*** Information supplied

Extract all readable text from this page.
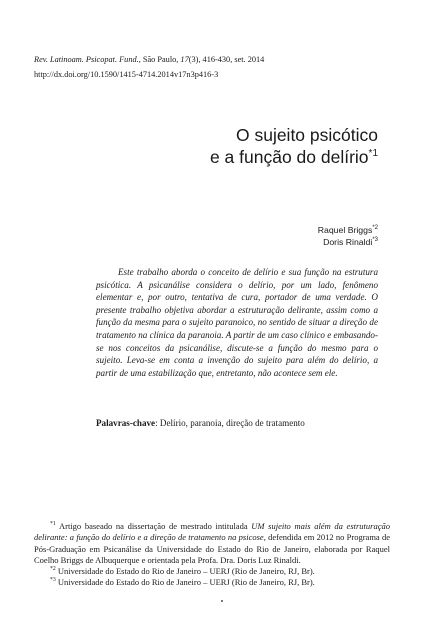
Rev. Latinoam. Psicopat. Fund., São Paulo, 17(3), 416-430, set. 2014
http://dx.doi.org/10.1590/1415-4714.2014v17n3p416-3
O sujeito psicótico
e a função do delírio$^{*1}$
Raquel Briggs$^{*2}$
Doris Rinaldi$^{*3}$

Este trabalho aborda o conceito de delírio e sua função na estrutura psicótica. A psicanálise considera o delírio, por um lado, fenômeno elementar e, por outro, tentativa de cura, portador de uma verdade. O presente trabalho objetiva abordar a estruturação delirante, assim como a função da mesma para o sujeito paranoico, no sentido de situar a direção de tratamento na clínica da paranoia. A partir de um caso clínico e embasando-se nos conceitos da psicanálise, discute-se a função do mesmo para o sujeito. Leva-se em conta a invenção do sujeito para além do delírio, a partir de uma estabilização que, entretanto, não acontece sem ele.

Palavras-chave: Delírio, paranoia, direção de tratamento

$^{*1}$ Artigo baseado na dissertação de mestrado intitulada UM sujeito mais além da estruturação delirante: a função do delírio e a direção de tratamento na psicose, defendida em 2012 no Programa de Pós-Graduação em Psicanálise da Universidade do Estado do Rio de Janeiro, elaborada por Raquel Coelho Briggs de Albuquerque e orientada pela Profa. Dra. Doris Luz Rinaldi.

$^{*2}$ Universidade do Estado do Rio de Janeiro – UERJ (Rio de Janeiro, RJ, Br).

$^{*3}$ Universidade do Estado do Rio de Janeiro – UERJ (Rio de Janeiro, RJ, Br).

******

Aim - Across the preceding material, how many lines contain the word "Rinaldi"? State the number alone.

Finished task - 2